(A run of records)

--

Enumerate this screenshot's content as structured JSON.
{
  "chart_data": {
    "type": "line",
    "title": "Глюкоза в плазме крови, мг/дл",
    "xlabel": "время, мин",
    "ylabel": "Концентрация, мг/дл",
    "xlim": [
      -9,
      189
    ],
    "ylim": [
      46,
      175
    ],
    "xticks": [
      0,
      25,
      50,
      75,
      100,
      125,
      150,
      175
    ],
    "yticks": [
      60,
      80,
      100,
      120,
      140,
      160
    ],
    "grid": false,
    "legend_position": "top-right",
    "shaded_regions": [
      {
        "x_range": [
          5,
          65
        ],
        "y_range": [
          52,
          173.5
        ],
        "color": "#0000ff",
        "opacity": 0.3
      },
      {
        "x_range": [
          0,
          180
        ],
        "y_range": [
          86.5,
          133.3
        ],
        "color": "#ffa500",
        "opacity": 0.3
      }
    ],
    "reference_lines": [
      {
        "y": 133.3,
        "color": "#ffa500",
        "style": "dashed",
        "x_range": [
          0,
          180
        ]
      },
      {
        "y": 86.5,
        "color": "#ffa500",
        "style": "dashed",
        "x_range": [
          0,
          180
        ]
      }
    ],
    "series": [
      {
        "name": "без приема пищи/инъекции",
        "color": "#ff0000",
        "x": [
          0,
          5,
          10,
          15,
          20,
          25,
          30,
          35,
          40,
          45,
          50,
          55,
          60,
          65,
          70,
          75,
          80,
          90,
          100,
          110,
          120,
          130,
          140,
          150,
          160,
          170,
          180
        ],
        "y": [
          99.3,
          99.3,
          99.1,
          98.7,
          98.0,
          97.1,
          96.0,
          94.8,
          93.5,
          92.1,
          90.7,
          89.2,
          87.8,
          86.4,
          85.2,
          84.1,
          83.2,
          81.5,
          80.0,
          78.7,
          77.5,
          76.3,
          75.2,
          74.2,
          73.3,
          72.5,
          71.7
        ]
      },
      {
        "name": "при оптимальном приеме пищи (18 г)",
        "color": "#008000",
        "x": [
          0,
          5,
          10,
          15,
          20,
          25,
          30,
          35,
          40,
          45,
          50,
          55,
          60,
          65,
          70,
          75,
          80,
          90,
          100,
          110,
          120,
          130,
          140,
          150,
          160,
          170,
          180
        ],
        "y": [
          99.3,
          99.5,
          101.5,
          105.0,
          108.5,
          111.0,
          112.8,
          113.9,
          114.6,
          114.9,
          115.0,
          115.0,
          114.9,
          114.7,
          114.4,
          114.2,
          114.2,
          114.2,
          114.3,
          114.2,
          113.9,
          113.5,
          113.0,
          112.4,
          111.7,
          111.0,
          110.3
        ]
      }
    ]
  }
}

--

_Instructions for the task_
From the listing, copy every line where the string "пищи" appears.

_Answer for this exercise_
        "name": "без приема пищи/инъекции",
        "name": "при оптимальном приеме пищи (18 г)",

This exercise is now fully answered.